> **Stated problem**
Give only one thing: the number of lines that include the word "आरएसएस".

> **Records for this task**
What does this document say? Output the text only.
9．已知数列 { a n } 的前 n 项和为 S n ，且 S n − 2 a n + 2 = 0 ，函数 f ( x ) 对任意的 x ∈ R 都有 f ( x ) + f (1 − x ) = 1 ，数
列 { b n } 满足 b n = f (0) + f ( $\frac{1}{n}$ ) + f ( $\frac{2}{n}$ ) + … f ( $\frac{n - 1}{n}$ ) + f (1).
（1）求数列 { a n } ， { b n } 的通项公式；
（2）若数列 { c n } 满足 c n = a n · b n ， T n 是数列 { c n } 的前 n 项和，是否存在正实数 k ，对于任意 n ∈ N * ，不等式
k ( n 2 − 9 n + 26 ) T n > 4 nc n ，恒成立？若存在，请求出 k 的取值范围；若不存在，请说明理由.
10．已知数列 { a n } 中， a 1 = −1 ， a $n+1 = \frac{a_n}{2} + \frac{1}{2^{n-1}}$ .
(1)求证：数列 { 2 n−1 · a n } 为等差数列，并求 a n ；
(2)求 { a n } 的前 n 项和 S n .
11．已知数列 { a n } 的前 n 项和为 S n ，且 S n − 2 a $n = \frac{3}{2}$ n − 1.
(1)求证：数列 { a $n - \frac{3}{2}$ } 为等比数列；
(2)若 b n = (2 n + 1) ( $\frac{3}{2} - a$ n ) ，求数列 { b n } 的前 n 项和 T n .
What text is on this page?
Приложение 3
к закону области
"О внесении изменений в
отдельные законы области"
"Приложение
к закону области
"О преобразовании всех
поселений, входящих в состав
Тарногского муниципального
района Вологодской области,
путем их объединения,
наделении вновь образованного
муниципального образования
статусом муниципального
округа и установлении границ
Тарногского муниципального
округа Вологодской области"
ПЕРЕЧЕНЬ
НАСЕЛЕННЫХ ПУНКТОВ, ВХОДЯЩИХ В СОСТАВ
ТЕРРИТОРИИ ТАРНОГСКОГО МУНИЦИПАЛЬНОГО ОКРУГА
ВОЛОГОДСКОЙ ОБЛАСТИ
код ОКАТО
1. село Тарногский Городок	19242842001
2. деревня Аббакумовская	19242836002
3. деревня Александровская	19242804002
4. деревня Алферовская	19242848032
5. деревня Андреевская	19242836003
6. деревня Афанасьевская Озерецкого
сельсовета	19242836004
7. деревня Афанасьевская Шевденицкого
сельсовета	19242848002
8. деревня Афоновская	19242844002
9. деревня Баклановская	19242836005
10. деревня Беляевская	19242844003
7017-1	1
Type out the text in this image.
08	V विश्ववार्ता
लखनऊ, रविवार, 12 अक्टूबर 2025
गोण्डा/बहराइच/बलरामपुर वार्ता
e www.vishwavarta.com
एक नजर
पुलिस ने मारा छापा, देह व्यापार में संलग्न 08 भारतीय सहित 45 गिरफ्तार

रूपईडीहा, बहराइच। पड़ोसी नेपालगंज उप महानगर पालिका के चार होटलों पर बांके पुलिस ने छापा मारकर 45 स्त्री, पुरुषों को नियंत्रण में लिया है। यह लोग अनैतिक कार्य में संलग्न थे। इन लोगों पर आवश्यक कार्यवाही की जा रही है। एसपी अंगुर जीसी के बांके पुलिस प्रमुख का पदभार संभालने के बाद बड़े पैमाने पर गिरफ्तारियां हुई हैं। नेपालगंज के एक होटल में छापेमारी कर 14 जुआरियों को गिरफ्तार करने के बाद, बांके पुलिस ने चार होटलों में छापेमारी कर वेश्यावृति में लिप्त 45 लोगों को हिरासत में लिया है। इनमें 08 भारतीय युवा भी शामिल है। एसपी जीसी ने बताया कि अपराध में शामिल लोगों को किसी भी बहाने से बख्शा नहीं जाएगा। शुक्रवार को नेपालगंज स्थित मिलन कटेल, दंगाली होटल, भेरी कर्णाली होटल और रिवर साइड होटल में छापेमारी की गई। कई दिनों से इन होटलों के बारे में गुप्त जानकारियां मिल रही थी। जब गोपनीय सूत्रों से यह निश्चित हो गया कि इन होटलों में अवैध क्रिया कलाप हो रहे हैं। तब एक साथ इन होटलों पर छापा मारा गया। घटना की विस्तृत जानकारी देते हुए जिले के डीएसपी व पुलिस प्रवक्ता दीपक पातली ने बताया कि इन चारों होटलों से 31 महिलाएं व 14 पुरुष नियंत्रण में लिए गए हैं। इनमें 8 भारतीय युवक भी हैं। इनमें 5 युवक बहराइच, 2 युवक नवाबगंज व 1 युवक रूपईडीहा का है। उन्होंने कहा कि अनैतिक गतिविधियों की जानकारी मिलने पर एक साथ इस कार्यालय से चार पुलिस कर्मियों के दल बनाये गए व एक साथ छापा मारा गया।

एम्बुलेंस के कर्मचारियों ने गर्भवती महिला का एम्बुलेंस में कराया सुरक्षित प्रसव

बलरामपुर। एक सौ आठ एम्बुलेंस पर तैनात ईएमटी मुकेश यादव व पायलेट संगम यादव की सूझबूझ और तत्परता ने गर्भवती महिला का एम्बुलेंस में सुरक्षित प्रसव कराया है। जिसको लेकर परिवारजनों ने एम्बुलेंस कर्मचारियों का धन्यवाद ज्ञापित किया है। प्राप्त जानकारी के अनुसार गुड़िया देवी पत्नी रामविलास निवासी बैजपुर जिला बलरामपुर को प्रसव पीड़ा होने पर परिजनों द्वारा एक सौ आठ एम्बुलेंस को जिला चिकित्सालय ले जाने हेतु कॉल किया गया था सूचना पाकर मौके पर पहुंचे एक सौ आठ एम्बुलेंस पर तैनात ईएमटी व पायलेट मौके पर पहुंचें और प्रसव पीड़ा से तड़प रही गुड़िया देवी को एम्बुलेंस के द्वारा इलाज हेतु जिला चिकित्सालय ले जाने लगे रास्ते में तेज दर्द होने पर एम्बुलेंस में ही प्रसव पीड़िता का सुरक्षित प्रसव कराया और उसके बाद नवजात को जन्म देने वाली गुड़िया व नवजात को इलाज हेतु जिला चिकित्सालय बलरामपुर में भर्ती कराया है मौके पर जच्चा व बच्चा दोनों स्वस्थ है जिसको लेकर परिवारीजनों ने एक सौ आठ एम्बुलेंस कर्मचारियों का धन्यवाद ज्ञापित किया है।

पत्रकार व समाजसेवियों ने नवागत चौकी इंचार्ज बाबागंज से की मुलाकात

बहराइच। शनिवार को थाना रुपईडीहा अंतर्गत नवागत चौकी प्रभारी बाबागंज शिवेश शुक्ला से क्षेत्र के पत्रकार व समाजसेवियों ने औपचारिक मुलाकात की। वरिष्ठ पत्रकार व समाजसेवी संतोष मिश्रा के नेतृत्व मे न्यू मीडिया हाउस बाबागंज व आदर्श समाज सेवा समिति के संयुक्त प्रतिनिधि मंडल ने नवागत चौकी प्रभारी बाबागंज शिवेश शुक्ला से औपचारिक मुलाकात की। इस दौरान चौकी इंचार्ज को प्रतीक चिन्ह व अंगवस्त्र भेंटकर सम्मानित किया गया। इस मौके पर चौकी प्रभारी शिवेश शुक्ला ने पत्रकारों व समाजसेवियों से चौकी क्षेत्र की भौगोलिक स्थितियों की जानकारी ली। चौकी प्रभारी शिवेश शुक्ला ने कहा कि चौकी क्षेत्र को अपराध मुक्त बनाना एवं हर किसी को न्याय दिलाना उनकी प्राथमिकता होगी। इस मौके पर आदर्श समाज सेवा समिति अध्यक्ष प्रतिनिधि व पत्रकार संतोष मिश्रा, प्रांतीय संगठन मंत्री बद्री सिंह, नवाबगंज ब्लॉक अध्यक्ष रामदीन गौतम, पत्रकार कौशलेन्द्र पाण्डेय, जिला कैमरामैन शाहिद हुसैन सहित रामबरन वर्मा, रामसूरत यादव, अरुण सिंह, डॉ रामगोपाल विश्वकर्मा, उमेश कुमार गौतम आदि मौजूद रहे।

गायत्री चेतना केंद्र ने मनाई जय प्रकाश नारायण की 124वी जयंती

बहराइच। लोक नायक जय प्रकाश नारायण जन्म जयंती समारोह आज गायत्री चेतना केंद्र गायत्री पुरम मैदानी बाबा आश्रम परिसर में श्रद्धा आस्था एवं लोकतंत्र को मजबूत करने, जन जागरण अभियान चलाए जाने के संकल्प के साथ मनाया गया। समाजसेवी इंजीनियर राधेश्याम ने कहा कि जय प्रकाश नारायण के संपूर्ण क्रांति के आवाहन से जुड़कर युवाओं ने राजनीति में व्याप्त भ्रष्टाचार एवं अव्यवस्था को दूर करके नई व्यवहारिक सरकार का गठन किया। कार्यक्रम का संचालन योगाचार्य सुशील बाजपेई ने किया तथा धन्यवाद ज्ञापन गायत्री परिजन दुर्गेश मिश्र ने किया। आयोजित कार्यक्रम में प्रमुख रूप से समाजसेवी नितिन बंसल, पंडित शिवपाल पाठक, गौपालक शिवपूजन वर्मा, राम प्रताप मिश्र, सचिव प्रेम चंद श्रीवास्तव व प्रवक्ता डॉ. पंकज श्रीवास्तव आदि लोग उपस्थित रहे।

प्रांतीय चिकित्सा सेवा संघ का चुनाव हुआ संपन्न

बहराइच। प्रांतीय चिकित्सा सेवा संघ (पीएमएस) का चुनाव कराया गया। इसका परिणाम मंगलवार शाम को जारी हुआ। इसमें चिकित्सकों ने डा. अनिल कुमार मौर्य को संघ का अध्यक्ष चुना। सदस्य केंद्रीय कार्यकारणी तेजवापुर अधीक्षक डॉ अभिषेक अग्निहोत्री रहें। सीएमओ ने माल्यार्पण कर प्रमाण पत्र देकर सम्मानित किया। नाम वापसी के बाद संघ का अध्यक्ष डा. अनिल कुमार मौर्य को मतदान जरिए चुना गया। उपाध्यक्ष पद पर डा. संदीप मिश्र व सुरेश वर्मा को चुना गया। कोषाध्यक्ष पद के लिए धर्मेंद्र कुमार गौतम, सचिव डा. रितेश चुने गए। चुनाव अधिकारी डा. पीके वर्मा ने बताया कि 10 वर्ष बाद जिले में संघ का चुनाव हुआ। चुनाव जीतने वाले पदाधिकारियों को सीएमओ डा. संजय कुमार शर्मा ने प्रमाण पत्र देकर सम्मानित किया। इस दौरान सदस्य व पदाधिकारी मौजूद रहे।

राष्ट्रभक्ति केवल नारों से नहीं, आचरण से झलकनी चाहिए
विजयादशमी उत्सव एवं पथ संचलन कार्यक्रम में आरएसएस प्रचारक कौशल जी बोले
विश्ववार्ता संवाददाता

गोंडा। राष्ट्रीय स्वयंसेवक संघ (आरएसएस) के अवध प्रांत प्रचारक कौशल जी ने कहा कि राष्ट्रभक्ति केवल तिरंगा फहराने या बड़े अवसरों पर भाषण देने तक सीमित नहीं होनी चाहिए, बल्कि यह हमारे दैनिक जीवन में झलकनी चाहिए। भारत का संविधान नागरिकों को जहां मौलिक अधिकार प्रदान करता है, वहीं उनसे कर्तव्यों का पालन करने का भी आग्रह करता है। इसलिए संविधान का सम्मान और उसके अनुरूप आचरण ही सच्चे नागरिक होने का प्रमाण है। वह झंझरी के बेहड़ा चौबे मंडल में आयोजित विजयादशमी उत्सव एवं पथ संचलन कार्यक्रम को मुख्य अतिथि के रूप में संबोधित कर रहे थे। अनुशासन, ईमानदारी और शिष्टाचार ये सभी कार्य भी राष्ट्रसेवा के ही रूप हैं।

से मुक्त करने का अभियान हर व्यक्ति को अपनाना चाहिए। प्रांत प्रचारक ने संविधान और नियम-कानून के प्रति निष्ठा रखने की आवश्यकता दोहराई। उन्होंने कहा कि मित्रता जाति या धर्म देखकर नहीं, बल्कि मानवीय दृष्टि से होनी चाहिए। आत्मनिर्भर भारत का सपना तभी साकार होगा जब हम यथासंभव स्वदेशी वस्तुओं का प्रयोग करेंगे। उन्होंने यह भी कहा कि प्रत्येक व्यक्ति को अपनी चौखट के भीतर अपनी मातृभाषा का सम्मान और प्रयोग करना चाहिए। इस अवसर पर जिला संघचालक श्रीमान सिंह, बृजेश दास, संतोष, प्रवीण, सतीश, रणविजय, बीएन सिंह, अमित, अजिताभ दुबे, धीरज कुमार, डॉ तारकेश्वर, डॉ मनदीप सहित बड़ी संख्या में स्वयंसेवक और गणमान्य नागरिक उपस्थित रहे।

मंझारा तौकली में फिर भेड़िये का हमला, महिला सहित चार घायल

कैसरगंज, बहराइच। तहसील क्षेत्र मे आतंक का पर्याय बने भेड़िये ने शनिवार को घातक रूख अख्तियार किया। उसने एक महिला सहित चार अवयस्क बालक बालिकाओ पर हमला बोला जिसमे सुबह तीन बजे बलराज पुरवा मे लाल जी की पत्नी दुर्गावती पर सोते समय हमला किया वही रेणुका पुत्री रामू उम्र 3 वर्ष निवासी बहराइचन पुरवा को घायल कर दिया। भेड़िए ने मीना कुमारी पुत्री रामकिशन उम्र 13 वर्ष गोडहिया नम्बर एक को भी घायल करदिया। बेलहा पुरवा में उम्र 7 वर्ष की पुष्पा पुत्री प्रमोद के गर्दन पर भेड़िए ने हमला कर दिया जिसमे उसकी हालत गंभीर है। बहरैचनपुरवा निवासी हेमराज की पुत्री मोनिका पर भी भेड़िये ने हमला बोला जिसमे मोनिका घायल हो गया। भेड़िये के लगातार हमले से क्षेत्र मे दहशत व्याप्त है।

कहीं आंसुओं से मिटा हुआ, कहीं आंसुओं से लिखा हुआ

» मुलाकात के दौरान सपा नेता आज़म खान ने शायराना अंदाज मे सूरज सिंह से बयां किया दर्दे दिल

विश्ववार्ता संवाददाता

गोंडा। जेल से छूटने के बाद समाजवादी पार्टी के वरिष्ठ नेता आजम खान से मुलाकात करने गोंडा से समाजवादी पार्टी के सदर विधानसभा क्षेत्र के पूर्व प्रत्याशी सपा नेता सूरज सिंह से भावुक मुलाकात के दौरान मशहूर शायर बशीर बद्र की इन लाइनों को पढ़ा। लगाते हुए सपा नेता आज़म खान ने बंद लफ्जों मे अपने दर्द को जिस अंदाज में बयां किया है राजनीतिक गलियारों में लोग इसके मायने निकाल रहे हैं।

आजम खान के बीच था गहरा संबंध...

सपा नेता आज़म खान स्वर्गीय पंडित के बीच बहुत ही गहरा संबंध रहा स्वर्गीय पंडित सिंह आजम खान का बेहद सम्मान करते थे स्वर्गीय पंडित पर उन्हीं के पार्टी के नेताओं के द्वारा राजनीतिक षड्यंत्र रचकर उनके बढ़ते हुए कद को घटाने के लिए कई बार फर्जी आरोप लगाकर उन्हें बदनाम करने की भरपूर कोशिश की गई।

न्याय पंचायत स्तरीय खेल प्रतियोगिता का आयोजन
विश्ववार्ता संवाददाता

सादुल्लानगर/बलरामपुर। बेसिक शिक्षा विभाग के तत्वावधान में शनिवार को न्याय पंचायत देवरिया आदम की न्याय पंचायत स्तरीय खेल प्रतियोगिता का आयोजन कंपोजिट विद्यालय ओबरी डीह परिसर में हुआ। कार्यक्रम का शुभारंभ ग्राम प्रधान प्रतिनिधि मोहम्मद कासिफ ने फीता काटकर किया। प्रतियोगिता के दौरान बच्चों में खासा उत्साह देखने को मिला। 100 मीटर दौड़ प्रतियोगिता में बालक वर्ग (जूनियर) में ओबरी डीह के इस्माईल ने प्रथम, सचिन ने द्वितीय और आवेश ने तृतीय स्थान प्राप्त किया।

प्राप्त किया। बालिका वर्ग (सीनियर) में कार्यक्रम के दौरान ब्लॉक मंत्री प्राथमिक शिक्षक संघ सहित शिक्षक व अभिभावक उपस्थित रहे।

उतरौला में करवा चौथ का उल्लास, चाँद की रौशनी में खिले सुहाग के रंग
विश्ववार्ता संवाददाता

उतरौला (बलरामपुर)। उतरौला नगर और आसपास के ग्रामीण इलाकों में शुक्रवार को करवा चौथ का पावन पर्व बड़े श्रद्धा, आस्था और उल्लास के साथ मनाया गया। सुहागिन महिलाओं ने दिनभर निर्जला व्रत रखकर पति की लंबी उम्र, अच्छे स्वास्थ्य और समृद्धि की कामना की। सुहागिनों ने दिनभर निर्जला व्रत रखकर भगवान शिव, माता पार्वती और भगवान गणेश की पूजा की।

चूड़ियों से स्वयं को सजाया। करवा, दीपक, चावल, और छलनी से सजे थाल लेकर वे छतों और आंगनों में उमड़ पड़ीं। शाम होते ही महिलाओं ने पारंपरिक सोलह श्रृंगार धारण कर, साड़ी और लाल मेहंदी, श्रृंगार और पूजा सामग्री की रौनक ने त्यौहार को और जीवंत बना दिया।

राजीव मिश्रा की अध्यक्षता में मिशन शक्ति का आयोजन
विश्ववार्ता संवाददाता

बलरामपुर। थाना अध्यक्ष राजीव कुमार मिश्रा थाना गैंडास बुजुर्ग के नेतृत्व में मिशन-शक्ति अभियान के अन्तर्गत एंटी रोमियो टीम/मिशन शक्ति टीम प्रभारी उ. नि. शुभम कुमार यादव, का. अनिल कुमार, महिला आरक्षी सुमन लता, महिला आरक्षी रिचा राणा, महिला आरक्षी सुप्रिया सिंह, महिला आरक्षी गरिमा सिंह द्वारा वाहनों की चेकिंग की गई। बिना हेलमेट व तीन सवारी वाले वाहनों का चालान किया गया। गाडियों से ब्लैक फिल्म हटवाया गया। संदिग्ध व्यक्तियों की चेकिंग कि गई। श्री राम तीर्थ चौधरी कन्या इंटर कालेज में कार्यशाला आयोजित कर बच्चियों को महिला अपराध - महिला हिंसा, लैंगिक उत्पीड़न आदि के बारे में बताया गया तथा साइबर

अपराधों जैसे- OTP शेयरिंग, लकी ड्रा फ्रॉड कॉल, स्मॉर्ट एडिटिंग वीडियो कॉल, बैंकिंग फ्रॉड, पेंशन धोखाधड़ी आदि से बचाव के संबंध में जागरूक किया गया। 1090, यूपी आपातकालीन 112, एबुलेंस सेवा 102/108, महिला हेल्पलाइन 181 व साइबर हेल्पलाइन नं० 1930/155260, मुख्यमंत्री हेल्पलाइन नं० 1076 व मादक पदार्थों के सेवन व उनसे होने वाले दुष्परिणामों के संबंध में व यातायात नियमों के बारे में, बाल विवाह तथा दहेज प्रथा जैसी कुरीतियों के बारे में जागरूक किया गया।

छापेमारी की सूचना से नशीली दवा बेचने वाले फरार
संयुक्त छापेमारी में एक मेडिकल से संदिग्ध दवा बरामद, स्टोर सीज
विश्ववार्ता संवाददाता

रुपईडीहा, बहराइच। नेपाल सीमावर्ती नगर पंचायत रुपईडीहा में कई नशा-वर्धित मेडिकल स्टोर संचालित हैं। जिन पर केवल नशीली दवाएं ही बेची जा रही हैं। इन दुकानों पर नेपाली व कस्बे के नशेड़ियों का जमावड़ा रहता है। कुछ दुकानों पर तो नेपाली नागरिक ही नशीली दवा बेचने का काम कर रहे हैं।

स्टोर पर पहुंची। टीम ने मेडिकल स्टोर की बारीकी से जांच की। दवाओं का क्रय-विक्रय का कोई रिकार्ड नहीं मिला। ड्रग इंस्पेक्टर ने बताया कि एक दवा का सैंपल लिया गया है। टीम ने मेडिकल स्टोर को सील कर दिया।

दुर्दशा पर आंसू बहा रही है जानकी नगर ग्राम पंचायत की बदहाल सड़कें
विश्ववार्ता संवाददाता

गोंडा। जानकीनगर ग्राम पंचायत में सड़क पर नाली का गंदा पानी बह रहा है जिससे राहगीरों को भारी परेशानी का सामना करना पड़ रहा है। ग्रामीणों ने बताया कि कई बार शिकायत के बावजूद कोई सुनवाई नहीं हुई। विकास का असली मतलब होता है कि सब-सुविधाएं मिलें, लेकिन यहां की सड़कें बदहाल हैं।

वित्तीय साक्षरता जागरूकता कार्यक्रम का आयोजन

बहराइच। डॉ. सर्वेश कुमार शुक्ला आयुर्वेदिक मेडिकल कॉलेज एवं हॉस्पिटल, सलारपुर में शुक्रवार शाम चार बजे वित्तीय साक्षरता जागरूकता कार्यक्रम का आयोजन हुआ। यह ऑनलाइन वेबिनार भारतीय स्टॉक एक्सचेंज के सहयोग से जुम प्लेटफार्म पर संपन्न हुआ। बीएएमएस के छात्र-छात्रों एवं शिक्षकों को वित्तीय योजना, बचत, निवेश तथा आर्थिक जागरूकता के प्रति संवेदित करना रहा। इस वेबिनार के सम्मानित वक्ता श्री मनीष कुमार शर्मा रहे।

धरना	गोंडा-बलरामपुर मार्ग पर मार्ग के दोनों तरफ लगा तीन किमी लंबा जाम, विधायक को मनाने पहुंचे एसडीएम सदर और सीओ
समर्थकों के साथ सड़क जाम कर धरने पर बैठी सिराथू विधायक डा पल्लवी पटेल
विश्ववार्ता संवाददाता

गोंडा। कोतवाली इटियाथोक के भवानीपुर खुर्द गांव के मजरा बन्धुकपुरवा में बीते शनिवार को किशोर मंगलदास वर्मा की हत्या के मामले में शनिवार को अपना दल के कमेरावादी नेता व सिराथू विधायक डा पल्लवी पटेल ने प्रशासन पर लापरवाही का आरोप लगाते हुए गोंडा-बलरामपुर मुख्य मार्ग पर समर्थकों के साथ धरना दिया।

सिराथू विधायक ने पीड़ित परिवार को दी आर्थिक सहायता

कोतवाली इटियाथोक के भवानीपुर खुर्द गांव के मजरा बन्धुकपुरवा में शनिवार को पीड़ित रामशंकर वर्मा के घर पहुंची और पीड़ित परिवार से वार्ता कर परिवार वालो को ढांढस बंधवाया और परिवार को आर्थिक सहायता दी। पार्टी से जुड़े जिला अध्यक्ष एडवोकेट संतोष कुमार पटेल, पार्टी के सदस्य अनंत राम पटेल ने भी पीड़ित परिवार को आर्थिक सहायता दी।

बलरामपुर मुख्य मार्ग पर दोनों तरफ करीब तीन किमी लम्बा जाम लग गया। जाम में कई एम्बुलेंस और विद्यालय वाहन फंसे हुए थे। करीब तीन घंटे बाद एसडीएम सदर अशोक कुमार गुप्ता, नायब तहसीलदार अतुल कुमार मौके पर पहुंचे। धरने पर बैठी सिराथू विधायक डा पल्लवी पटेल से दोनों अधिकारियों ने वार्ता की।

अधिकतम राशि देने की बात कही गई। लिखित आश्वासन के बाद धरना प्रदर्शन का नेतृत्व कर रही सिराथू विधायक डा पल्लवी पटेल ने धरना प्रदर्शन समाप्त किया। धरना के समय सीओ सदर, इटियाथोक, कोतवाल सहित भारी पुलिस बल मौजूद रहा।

> **Reply**
2